■ EXERCISE
Extract each line holding the word "relative" from the entries.

━━━━━ STORED DATA ━━━━━

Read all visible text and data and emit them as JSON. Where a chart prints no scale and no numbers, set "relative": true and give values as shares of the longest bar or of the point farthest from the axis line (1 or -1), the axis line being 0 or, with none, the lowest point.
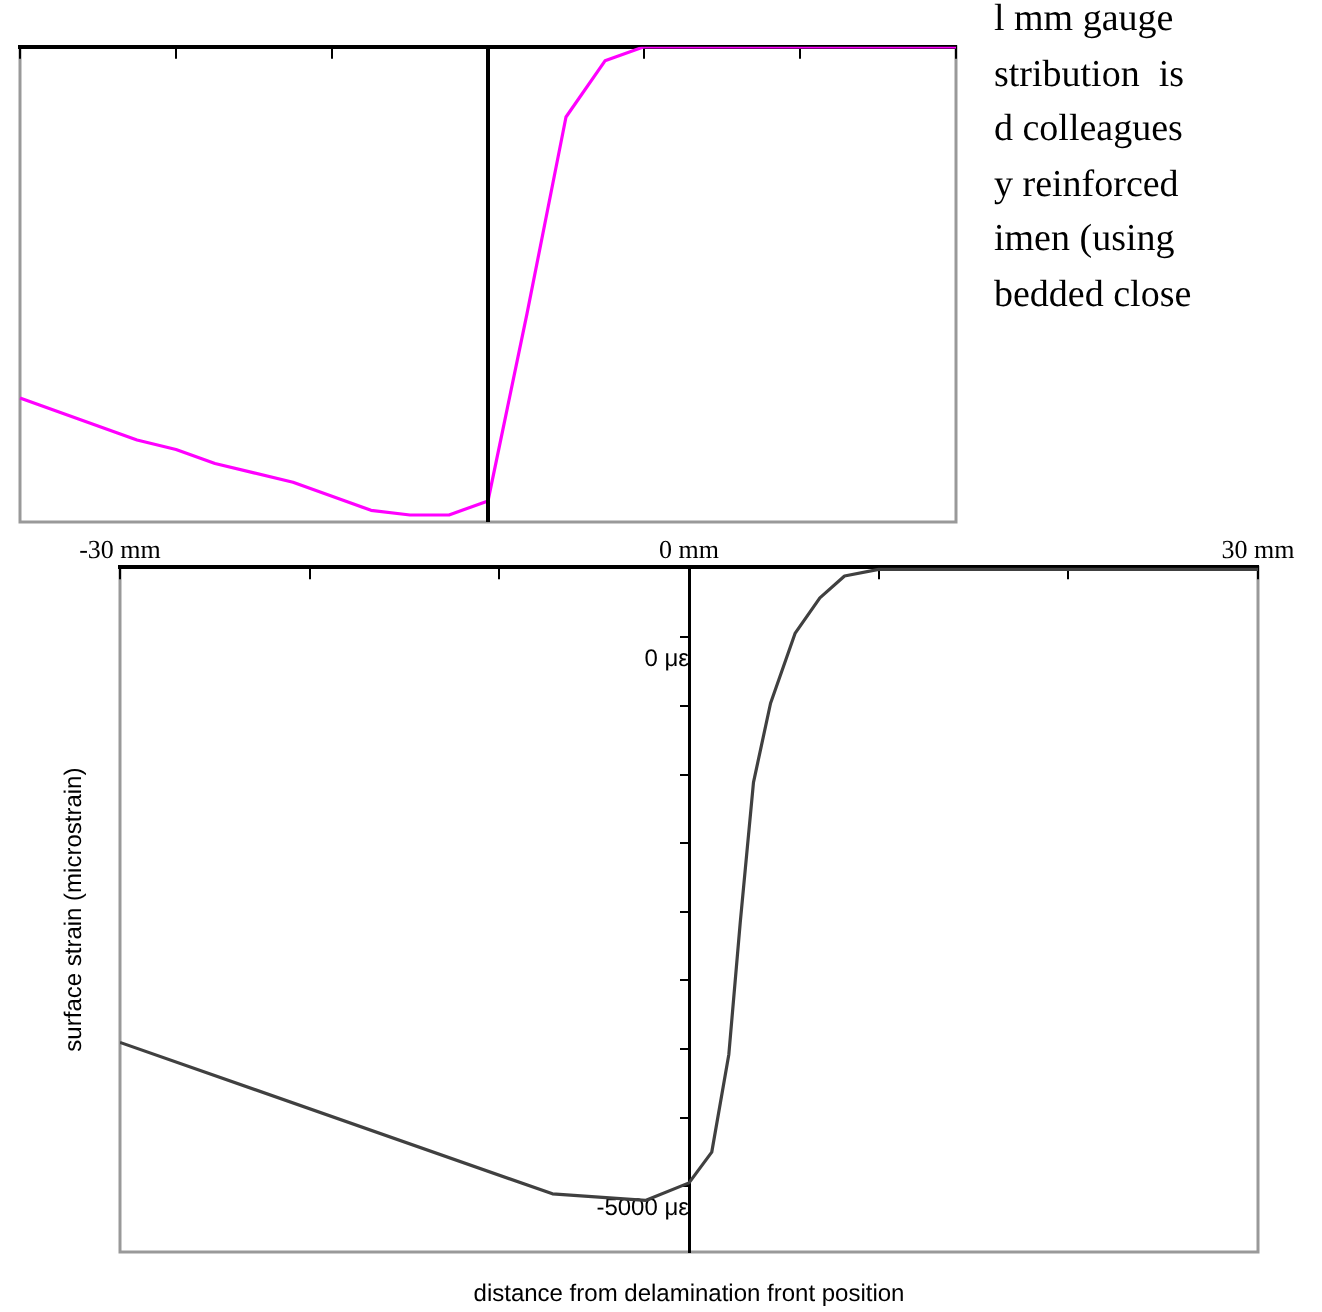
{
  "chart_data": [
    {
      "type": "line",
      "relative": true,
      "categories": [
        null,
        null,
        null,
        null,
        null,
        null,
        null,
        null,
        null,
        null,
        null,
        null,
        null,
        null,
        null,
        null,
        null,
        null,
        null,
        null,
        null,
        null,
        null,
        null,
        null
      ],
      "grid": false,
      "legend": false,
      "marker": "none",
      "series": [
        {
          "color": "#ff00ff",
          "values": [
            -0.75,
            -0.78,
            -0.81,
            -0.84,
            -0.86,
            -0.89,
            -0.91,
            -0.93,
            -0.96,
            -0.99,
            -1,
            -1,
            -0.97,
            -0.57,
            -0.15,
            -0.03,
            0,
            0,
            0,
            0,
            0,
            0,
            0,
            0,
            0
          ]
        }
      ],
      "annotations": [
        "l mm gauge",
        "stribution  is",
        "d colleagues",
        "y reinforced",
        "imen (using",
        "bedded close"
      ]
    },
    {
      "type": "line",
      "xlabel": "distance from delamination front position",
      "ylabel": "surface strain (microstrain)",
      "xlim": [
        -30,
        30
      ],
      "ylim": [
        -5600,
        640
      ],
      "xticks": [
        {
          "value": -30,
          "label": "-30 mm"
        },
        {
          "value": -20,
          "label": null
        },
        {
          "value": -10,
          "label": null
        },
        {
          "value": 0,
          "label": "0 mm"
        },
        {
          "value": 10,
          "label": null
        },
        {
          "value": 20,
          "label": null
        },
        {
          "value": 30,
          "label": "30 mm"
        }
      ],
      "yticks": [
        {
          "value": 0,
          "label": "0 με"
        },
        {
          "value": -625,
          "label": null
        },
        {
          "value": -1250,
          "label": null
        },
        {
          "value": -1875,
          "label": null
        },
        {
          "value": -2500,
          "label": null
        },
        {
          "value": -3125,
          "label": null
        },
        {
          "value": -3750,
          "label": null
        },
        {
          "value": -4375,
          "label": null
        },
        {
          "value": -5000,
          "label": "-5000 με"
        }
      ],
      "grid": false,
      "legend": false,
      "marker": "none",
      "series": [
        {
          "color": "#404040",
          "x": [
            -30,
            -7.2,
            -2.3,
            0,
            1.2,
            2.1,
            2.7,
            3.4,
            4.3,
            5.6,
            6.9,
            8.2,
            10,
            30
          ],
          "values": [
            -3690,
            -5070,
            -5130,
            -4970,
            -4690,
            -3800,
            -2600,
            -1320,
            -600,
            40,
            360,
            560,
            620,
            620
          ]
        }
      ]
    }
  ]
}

━━━━━
━━━━━ STORED DATA ━━━━━

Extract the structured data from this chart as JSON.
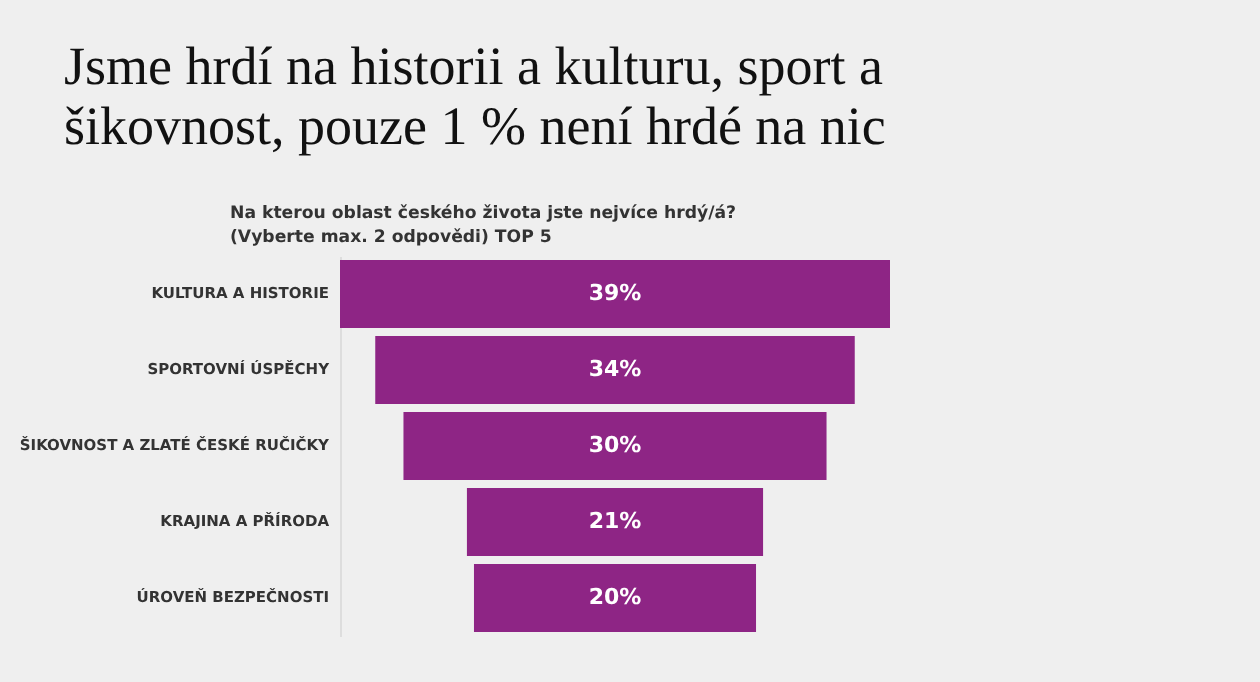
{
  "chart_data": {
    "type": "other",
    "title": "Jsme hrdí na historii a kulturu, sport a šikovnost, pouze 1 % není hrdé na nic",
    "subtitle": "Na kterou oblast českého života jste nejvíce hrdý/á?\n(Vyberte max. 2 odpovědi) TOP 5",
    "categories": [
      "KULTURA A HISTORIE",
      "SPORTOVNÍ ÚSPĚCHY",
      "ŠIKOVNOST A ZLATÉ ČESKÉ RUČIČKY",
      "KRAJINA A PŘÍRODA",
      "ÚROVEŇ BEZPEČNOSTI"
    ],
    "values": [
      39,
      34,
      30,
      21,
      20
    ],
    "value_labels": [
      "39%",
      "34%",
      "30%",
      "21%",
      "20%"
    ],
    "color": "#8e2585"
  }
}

━━━━━

■ SOLUTION TO THE EXERCISE
Read all visible text and data and emit them as JSON. Where a chart prints no scale and no numbers, set "relative": true and give values as shares of the longest bar or of the point farthest from the axis line (1 or -1), the axis line being 0 or, with none, the lowest point.
      "relative": true,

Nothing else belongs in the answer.